[EXERCISE AIM] Update the listing below by changing every "legend-label" to "legend-text". Leave everything else as it is.

####

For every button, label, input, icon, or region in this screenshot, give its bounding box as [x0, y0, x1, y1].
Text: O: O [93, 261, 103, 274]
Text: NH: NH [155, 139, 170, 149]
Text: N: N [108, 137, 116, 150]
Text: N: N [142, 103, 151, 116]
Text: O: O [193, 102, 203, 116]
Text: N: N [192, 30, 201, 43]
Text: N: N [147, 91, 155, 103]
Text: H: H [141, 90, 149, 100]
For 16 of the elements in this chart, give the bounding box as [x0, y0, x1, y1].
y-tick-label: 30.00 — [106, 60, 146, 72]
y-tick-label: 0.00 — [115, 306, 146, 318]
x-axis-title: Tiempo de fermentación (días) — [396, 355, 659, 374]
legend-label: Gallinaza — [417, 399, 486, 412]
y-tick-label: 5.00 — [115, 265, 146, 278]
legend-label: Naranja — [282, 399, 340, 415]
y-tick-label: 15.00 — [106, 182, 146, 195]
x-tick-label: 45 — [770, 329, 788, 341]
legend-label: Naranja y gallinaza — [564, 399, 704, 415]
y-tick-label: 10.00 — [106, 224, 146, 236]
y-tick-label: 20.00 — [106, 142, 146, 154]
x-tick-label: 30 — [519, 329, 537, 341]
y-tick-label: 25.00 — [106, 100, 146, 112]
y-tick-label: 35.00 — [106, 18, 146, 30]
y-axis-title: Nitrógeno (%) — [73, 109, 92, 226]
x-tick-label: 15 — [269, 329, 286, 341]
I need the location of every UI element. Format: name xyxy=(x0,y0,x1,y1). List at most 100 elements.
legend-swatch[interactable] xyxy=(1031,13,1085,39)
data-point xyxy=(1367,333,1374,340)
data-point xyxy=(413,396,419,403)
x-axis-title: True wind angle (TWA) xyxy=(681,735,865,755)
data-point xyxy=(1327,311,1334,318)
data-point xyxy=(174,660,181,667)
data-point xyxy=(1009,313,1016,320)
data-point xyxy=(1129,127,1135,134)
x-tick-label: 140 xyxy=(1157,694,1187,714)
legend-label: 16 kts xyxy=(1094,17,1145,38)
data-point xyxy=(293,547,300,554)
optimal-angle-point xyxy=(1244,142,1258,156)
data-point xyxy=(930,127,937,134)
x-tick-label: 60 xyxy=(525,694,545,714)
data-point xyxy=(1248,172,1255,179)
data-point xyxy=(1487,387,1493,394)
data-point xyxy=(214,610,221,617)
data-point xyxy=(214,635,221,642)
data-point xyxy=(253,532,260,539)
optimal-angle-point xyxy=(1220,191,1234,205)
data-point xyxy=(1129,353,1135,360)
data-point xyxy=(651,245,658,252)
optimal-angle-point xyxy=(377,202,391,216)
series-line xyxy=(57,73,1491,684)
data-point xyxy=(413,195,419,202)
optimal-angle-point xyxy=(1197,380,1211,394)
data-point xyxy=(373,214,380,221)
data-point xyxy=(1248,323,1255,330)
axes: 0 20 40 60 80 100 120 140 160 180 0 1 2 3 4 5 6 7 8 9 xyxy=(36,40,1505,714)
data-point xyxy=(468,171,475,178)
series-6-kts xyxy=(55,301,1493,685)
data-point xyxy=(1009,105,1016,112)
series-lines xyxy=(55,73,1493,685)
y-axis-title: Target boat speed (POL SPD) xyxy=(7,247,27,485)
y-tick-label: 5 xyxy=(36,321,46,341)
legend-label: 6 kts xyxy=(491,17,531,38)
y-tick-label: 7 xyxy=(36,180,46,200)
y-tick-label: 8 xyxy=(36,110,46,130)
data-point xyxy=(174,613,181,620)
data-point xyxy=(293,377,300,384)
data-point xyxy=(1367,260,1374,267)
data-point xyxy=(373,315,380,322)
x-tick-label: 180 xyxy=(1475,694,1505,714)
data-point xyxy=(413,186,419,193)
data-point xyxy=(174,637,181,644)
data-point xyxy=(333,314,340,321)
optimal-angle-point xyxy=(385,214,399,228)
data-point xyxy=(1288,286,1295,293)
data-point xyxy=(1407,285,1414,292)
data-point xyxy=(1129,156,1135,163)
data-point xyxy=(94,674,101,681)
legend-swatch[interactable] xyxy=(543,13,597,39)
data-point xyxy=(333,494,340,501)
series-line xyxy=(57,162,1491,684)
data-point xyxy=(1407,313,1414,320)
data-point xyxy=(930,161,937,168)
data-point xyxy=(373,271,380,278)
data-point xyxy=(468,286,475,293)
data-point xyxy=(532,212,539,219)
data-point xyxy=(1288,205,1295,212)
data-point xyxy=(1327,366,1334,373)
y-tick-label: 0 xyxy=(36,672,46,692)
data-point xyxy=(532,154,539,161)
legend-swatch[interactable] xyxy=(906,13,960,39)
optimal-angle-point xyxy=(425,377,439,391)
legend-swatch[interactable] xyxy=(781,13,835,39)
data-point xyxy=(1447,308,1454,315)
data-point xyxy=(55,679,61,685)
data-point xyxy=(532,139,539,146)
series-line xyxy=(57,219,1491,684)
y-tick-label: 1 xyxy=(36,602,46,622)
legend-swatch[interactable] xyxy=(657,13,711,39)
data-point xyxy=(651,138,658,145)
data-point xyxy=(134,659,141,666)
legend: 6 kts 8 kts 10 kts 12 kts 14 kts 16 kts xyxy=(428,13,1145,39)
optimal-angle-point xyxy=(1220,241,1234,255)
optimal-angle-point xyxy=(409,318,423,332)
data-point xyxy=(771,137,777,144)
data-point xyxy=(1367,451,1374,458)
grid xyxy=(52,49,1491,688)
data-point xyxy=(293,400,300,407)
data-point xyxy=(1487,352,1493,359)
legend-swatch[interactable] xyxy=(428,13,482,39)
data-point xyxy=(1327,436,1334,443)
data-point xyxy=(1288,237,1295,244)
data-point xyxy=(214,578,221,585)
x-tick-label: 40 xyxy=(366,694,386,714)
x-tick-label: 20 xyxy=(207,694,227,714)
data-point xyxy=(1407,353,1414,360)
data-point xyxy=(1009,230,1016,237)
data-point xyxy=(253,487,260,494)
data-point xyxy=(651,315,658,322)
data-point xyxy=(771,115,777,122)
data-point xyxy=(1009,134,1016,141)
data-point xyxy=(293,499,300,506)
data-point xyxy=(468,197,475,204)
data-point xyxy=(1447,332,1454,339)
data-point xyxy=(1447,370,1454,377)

####

[ANSWER]
For every button, label, input, icon, or region in this screenshot, give its bounding box as [x0, y0, x1, y1].
Text: O: O [93, 261, 103, 274]
Text: NH: NH [155, 139, 170, 149]
Text: N: N [108, 137, 116, 150]
Text: N: N [142, 103, 151, 116]
Text: O: O [193, 102, 203, 116]
Text: N: N [192, 30, 201, 43]
Text: N: N [147, 91, 155, 103]
Text: H: H [141, 90, 149, 100]
For 16 of the elements in this chart, give the bounding box as [x0, y0, x1, y1].
y-tick-label: 30.00 — [106, 60, 146, 72]
y-tick-label: 0.00 — [115, 306, 146, 318]
x-axis-title: Tiempo de fermentación (días) — [396, 355, 659, 374]
legend-text: Gallinaza — [417, 399, 486, 412]
y-tick-label: 5.00 — [115, 265, 146, 278]
legend-text: Naranja — [282, 399, 340, 415]
y-tick-label: 15.00 — [106, 182, 146, 195]
x-tick-label: 45 — [770, 329, 788, 341]
legend-text: Naranja y gallinaza — [564, 399, 704, 415]
y-tick-label: 10.00 — [106, 224, 146, 236]
y-tick-label: 20.00 — [106, 142, 146, 154]
x-tick-label: 30 — [519, 329, 537, 341]
y-tick-label: 25.00 — [106, 100, 146, 112]
y-tick-label: 35.00 — [106, 18, 146, 30]
y-axis-title: Nitrógeno (%) — [73, 109, 92, 226]
x-tick-label: 15 — [269, 329, 286, 341]
I need the location of every UI element. Format: name xyxy=(x0,y0,x1,y1). List at most 100 elements.
legend-swatch[interactable] xyxy=(1031,13,1085,39)
data-point xyxy=(1367,333,1374,340)
data-point xyxy=(413,396,419,403)
x-axis-title: True wind angle (TWA) xyxy=(681,735,865,755)
data-point xyxy=(1327,311,1334,318)
data-point xyxy=(174,660,181,667)
data-point xyxy=(1009,313,1016,320)
data-point xyxy=(1129,127,1135,134)
x-tick-label: 140 xyxy=(1157,694,1187,714)
legend-text: 16 kts xyxy=(1094,17,1145,38)
data-point xyxy=(293,547,300,554)
optimal-angle-point xyxy=(1244,142,1258,156)
data-point xyxy=(930,127,937,134)
x-tick-label: 60 xyxy=(525,694,545,714)
data-point xyxy=(1248,172,1255,179)
data-point xyxy=(1487,387,1493,394)
data-point xyxy=(214,610,221,617)
data-point xyxy=(214,635,221,642)
data-point xyxy=(253,532,260,539)
optimal-angle-point xyxy=(1220,191,1234,205)
data-point xyxy=(1129,353,1135,360)
data-point xyxy=(651,245,658,252)
optimal-angle-point xyxy=(377,202,391,216)
series-line xyxy=(57,73,1491,684)
data-point xyxy=(413,195,419,202)
optimal-angle-point xyxy=(1197,380,1211,394)
data-point xyxy=(373,214,380,221)
data-point xyxy=(1248,323,1255,330)
axes: 0 20 40 60 80 100 120 140 160 180 0 1 2 3 4 5 6 7 8 9 xyxy=(36,40,1505,714)
data-point xyxy=(468,171,475,178)
series-6-kts xyxy=(55,301,1493,685)
data-point xyxy=(1009,105,1016,112)
series-lines xyxy=(55,73,1493,685)
y-axis-title: Target boat speed (POL SPD) xyxy=(7,247,27,485)
y-tick-label: 5 xyxy=(36,321,46,341)
legend-text: 6 kts xyxy=(491,17,531,38)
y-tick-label: 7 xyxy=(36,180,46,200)
y-tick-label: 8 xyxy=(36,110,46,130)
data-point xyxy=(174,613,181,620)
data-point xyxy=(293,377,300,384)
data-point xyxy=(1367,260,1374,267)
data-point xyxy=(373,315,380,322)
x-tick-label: 180 xyxy=(1475,694,1505,714)
data-point xyxy=(413,186,419,193)
data-point xyxy=(174,637,181,644)
data-point xyxy=(333,314,340,321)
optimal-angle-point xyxy=(385,214,399,228)
data-point xyxy=(1288,286,1295,293)
data-point xyxy=(1407,285,1414,292)
data-point xyxy=(1129,156,1135,163)
data-point xyxy=(94,674,101,681)
legend-swatch[interactable] xyxy=(543,13,597,39)
data-point xyxy=(333,494,340,501)
series-line xyxy=(57,162,1491,684)
data-point xyxy=(1407,313,1414,320)
data-point xyxy=(930,161,937,168)
data-point xyxy=(373,271,380,278)
data-point xyxy=(468,286,475,293)
data-point xyxy=(532,212,539,219)
data-point xyxy=(1288,205,1295,212)
data-point xyxy=(1327,366,1334,373)
y-tick-label: 0 xyxy=(36,672,46,692)
data-point xyxy=(532,154,539,161)
legend-swatch[interactable] xyxy=(906,13,960,39)
optimal-angle-point xyxy=(425,377,439,391)
legend-swatch[interactable] xyxy=(781,13,835,39)
data-point xyxy=(1447,308,1454,315)
data-point xyxy=(55,679,61,685)
data-point xyxy=(532,139,539,146)
series-line xyxy=(57,219,1491,684)
y-tick-label: 1 xyxy=(36,602,46,622)
legend-swatch[interactable] xyxy=(657,13,711,39)
data-point xyxy=(651,138,658,145)
data-point xyxy=(134,659,141,666)
legend: 6 kts 8 kts 10 kts 12 kts 14 kts 16 kts xyxy=(428,13,1145,39)
optimal-angle-point xyxy=(1220,241,1234,255)
optimal-angle-point xyxy=(409,318,423,332)
data-point xyxy=(771,137,777,144)
data-point xyxy=(1367,451,1374,458)
grid xyxy=(52,49,1491,688)
data-point xyxy=(293,400,300,407)
data-point xyxy=(1487,352,1493,359)
legend-swatch[interactable] xyxy=(428,13,482,39)
data-point xyxy=(1327,436,1334,443)
data-point xyxy=(1288,237,1295,244)
data-point xyxy=(214,578,221,585)
x-tick-label: 40 xyxy=(366,694,386,714)
x-tick-label: 20 xyxy=(207,694,227,714)
data-point xyxy=(1407,353,1414,360)
data-point xyxy=(1009,230,1016,237)
data-point xyxy=(253,487,260,494)
data-point xyxy=(651,315,658,322)
data-point xyxy=(771,115,777,122)
data-point xyxy=(1009,134,1016,141)
data-point xyxy=(293,499,300,506)
data-point xyxy=(468,197,475,204)
data-point xyxy=(1447,332,1454,339)
data-point xyxy=(1447,370,1454,377)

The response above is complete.